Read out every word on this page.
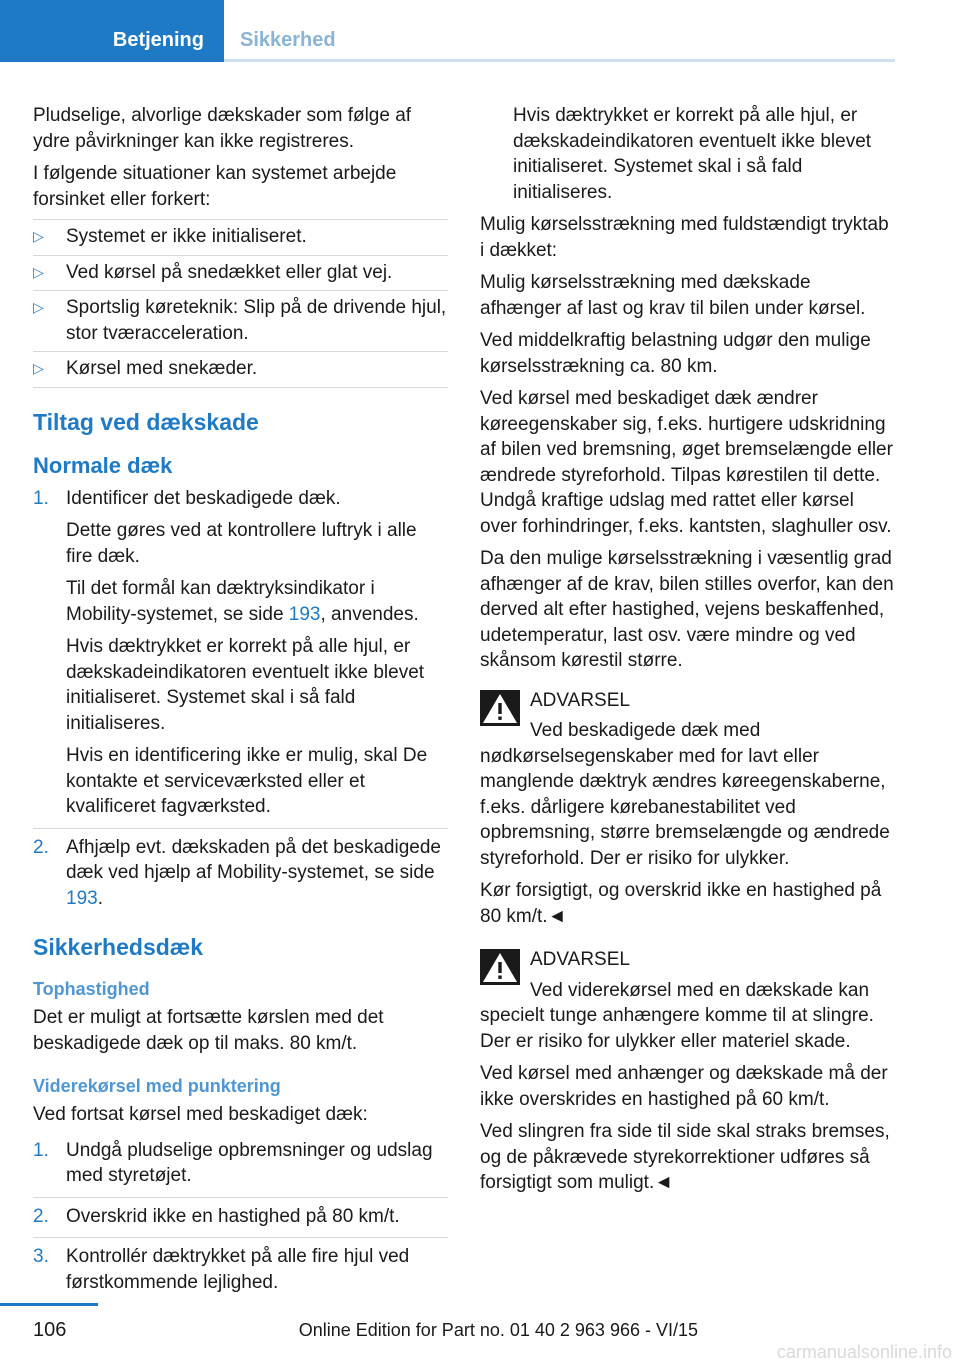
Betjening Sikkerhed

Pludselige, alvorlige dækskader som følge af ydre påvirkninger kan ikke registreres.

I følgende situationer kan systemet arbejde forsinket eller forkert:

▷ Systemet er ikke initialiseret.
▷ Ved kørsel på snedækket eller glat vej.
▷ Sportslig køreteknik: Slip på de drivende hjul, stor tværacceleration.
▷ Kørsel med snekæder.
Tiltag ved dækskade
Normale dæk
1. Identificer det beskadigede dæk.

Dette gøres ved at kontrollere luftryk i alle fire dæk.

Til det formål kan dæktryksindikator i Mobility-systemet, se side 193, anvendes.

Hvis dæktrykket er korrekt på alle hjul, er dækskadeindikatoren eventuelt ikke blevet initialiseret. Systemet skal i så fald initialiseres.

Hvis en identificering ikke er mulig, skal De kontakte et serviceværksted eller et kvalificeret fagværksted.

2. Afhjælp evt. dækskaden på det beskadigede dæk ved hjælp af Mobility-systemet, se side 193.

Sikkerhedsdæk
Tophastighed

Det er muligt at fortsætte kørslen med det beskadigede dæk op til maks. 80 km/t.

Viderekørsel med punktering

Ved fortsat kørsel med beskadiget dæk:

1. Undgå pludselige opbremsninger og udslag med styretøjet.
2. Overskrid ikke en hastighed på 80 km/t.
3. Kontrollér dæktrykket på alle fire hjul ved førstkommende lejlighed.

Hvis dæktrykket er korrekt på alle hjul, er dækskadeindikatoren eventuelt ikke blevet initialiseret. Systemet skal i så fald initialiseres.

Mulig kørselsstrækning med fuldstændigt tryktab i dækket:

Mulig kørselsstrækning med dækskade afhænger af last og krav til bilen under kørsel.

Ved middelkraftig belastning udgør den mulige kørselsstrækning ca. 80 km.

Ved kørsel med beskadiget dæk ændrer køreegenskaber sig, f.eks. hurtigere udskridning af bilen ved bremsning, øget bremselængde eller ændrede styreforhold. Tilpas kørestilen til dette. Undgå kraftige udslag med rattet eller kørsel over forhindringer, f.eks. kantsten, slaghuller osv.

Da den mulige kørselsstrækning i væsentlig grad afhænger af de krav, bilen stilles overfor, kan den derved alt efter hastighed, vejens beskaffenhed, udetemperatur, last osv. være mindre og ved skånsom kørestil større.

ADVARSEL

Ved beskadigede dæk med nødkørselsegenskaber med for lavt eller manglende dæktryk ændres køreegenskaberne, f.eks. dårligere kørebanestabilitet ved opbremsning, større bremselængde og ændrede styreforhold. Der er risiko for ulykker.

Kør forsigtigt, og overskrid ikke en hastighed på 80 km/t.◄

ADVARSEL

Ved viderekørsel med en dækskade kan specielt tunge anhængere komme til at slingre. Der er risiko for ulykker eller materiel skade.

Ved kørsel med anhænger og dækskade må der ikke overskrides en hastighed på 60 km/t.

Ved slingren fra side til side skal straks bremses, og de påkrævede styrekorrektioner udføres så forsigtigt som muligt.◄

106	Online Edition for Part no. 01 40 2 963 966 - VI/15
carmanualsonline.info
:::
What is expected
Find the lines with the string "hjul" and reproduce them.

Full response
▷ Sportslig køreteknik: Slip på de drivende hjul, stor tværacceleration.
Hvis dæktrykket er korrekt på alle hjul, er dækskadeindikatoren eventuelt ikke blevet initialiseret. Systemet skal i så fald initialiseres.
3. Kontrollér dæktrykket på alle fire hjul ved førstkommende lejlighed.
Hvis dæktrykket er korrekt på alle hjul, er dækskadeindikatoren eventuelt ikke blevet initialiseret. Systemet skal i så fald initialiseres.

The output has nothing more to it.